(Data records)
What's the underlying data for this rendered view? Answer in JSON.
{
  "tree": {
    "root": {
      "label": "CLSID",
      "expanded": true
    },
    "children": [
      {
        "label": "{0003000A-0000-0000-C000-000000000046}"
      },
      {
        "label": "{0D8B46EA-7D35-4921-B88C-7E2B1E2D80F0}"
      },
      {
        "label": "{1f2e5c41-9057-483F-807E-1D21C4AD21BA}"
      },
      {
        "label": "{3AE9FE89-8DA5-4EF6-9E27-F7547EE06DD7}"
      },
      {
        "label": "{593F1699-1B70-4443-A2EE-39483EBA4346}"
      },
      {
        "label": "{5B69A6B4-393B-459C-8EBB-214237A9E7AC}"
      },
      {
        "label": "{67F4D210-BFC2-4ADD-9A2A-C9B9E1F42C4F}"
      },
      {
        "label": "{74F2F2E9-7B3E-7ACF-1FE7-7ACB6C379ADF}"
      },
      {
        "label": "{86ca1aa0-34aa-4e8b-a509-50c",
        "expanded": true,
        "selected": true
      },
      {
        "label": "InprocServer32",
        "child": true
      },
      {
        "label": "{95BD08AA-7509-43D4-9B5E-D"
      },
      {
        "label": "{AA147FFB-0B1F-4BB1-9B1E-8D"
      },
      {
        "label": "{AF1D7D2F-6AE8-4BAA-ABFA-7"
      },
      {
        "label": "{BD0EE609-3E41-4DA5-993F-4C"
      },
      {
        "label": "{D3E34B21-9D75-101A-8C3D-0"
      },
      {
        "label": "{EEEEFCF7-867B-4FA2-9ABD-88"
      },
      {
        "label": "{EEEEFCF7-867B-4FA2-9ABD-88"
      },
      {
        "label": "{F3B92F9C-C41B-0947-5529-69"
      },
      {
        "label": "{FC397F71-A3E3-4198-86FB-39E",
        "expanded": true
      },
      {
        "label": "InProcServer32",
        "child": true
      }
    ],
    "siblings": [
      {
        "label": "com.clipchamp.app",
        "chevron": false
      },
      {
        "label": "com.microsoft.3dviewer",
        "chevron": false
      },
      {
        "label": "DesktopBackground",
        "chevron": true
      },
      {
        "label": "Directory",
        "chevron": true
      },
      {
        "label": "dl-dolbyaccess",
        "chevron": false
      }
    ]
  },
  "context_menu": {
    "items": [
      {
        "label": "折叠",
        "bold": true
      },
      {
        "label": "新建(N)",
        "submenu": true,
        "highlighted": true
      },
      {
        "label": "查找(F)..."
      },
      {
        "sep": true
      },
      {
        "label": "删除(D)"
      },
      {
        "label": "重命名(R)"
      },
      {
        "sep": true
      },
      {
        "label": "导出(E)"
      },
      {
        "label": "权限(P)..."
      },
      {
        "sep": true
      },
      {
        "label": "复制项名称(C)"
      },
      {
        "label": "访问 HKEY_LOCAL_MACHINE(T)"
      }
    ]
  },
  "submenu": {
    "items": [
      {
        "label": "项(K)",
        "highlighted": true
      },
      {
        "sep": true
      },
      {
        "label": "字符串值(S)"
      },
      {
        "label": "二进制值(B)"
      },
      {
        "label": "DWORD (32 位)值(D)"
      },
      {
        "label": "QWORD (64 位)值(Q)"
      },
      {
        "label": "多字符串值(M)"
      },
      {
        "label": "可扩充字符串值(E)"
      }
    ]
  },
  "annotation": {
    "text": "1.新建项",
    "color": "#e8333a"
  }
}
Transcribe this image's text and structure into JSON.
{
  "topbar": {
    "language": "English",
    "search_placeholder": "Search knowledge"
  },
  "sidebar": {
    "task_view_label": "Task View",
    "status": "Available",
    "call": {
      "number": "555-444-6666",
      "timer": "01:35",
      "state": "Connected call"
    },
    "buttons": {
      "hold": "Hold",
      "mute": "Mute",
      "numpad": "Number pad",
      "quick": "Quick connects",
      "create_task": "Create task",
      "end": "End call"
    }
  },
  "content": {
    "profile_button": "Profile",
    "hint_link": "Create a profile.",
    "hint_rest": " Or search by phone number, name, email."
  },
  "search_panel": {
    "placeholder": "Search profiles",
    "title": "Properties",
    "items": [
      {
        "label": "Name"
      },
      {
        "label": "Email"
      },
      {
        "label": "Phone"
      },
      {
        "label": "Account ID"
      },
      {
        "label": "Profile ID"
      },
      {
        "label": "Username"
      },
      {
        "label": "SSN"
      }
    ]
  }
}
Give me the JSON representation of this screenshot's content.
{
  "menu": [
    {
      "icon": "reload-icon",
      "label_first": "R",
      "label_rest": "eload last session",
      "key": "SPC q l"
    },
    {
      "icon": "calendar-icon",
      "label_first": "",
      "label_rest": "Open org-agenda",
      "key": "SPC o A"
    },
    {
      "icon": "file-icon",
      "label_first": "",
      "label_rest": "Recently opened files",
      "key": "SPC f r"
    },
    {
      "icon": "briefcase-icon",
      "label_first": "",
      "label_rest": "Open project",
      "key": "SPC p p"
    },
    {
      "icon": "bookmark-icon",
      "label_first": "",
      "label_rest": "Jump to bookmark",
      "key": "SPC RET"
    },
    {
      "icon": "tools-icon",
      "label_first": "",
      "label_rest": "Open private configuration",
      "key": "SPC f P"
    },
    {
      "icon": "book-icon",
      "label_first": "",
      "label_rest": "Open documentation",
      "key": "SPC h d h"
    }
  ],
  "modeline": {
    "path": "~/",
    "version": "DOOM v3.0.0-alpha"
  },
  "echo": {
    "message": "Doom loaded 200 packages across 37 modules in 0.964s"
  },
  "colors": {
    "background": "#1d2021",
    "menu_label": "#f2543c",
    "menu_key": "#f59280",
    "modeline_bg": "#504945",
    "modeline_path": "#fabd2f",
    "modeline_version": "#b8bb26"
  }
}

▸ WRITTEN REQUEST
Reproduce the material above, every line of it, exactly.

▸ TASK SOLUTION
What's the underlying data for this rendered view? Answer in JSON.
{
  "tree": {
    "root": {
      "label": "CLSID",
      "expanded": true
    },
    "children": [
      {
        "label": "{0003000A-0000-0000-C000-000000000046}"
      },
      {
        "label": "{0D8B46EA-7D35-4921-B88C-7E2B1E2D80F0}"
      },
      {
        "label": "{1f2e5c41-9057-483F-807E-1D21C4AD21BA}"
      },
      {
        "label": "{3AE9FE89-8DA5-4EF6-9E27-F7547EE06DD7}"
      },
      {
        "label": "{593F1699-1B70-4443-A2EE-39483EBA4346}"
      },
      {
        "label": "{5B69A6B4-393B-459C-8EBB-214237A9E7AC}"
      },
      {
        "label": "{67F4D210-BFC2-4ADD-9A2A-C9B9E1F42C4F}"
      },
      {
        "label": "{74F2F2E9-7B3E-7ACF-1FE7-7ACB6C379ADF}"
      },
      {
        "label": "{86ca1aa0-34aa-4e8b-a509-50c",
        "expanded": true,
        "selected": true
      },
      {
        "label": "InprocServer32",
        "child": true
      },
      {
        "label": "{95BD08AA-7509-43D4-9B5E-D"
      },
      {
        "label": "{AA147FFB-0B1F-4BB1-9B1E-8D"
      },
      {
        "label": "{AF1D7D2F-6AE8-4BAA-ABFA-7"
      },
      {
        "label": "{BD0EE609-3E41-4DA5-993F-4C"
      },
      {
        "label": "{D3E34B21-9D75-101A-8C3D-0"
      },
      {
        "label": "{EEEEFCF7-867B-4FA2-9ABD-88"
      },
      {
        "label": "{EEEEFCF7-867B-4FA2-9ABD-88"
      },
      {
        "label": "{F3B92F9C-C41B-0947-5529-69"
      },
      {
        "label": "{FC397F71-A3E3-4198-86FB-39E",
        "expanded": true
      },
      {
        "label": "InProcServer32",
        "child": true
      }
    ],
    "siblings": [
      {
        "label": "com.clipchamp.app",
        "chevron": false
      },
      {
        "label": "com.microsoft.3dviewer",
        "chevron": false
      },
      {
        "label": "DesktopBackground",
        "chevron": true
      },
      {
        "label": "Directory",
        "chevron": true
      },
      {
        "label": "dl-dolbyaccess",
        "chevron": false
      }
    ]
  },
  "context_menu": {
    "items": [
      {
        "label": "折叠",
        "bold": true
      },
      {
        "label": "新建(N)",
        "submenu": true,
        "highlighted": true
      },
      {
        "label": "查找(F)..."
      },
      {
        "sep": true
      },
      {
        "label": "删除(D)"
      },
      {
        "label": "重命名(R)"
      },
      {
        "sep": true
      },
      {
        "label": "导出(E)"
      },
      {
        "label": "权限(P)..."
      },
      {
        "sep": true
      },
      {
        "label": "复制项名称(C)"
      },
      {
        "label": "访问 HKEY_LOCAL_MACHINE(T)"
      }
    ]
  },
  "submenu": {
    "items": [
      {
        "label": "项(K)",
        "highlighted": true
      },
      {
        "sep": true
      },
      {
        "label": "字符串值(S)"
      },
      {
        "label": "二进制值(B)"
      },
      {
        "label": "DWORD (32 位)值(D)"
      },
      {
        "label": "QWORD (64 位)值(Q)"
      },
      {
        "label": "多字符串值(M)"
      },
      {
        "label": "可扩充字符串值(E)"
      }
    ]
  },
  "annotation": {
    "text": "1.新建项",
    "color": "#e8333a"
  }
}
Transcribe this image's text and structure into JSON.
{
  "topbar": {
    "language": "English",
    "search_placeholder": "Search knowledge"
  },
  "sidebar": {
    "task_view_label": "Task View",
    "status": "Available",
    "call": {
      "number": "555-444-6666",
      "timer": "01:35",
      "state": "Connected call"
    },
    "buttons": {
      "hold": "Hold",
      "mute": "Mute",
      "numpad": "Number pad",
      "quick": "Quick connects",
      "create_task": "Create task",
      "end": "End call"
    }
  },
  "content": {
    "profile_button": "Profile",
    "hint_link": "Create a profile.",
    "hint_rest": " Or search by phone number, name, email."
  },
  "search_panel": {
    "placeholder": "Search profiles",
    "title": "Properties",
    "items": [
      {
        "label": "Name"
      },
      {
        "label": "Email"
      },
      {
        "label": "Phone"
      },
      {
        "label": "Account ID"
      },
      {
        "label": "Profile ID"
      },
      {
        "label": "Username"
      },
      {
        "label": "SSN"
      }
    ]
  }
}
Give me the JSON representation of this screenshot's content.
{
  "menu": [
    {
      "icon": "reload-icon",
      "label_first": "R",
      "label_rest": "eload last session",
      "key": "SPC q l"
    },
    {
      "icon": "calendar-icon",
      "label_first": "",
      "label_rest": "Open org-agenda",
      "key": "SPC o A"
    },
    {
      "icon": "file-icon",
      "label_first": "",
      "label_rest": "Recently opened files",
      "key": "SPC f r"
    },
    {
      "icon": "briefcase-icon",
      "label_first": "",
      "label_rest": "Open project",
      "key": "SPC p p"
    },
    {
      "icon": "bookmark-icon",
      "label_first": "",
      "label_rest": "Jump to bookmark",
      "key": "SPC RET"
    },
    {
      "icon": "tools-icon",
      "label_first": "",
      "label_rest": "Open private configuration",
      "key": "SPC f P"
    },
    {
      "icon": "book-icon",
      "label_first": "",
      "label_rest": "Open documentation",
      "key": "SPC h d h"
    }
  ],
  "modeline": {
    "path": "~/",
    "version": "DOOM v3.0.0-alpha"
  },
  "echo": {
    "message": "Doom loaded 200 packages across 37 modules in 0.964s"
  },
  "colors": {
    "background": "#1d2021",
    "menu_label": "#f2543c",
    "menu_key": "#f59280",
    "modeline_bg": "#504945",
    "modeline_path": "#fabd2f",
    "modeline_version": "#b8bb26"
  }
}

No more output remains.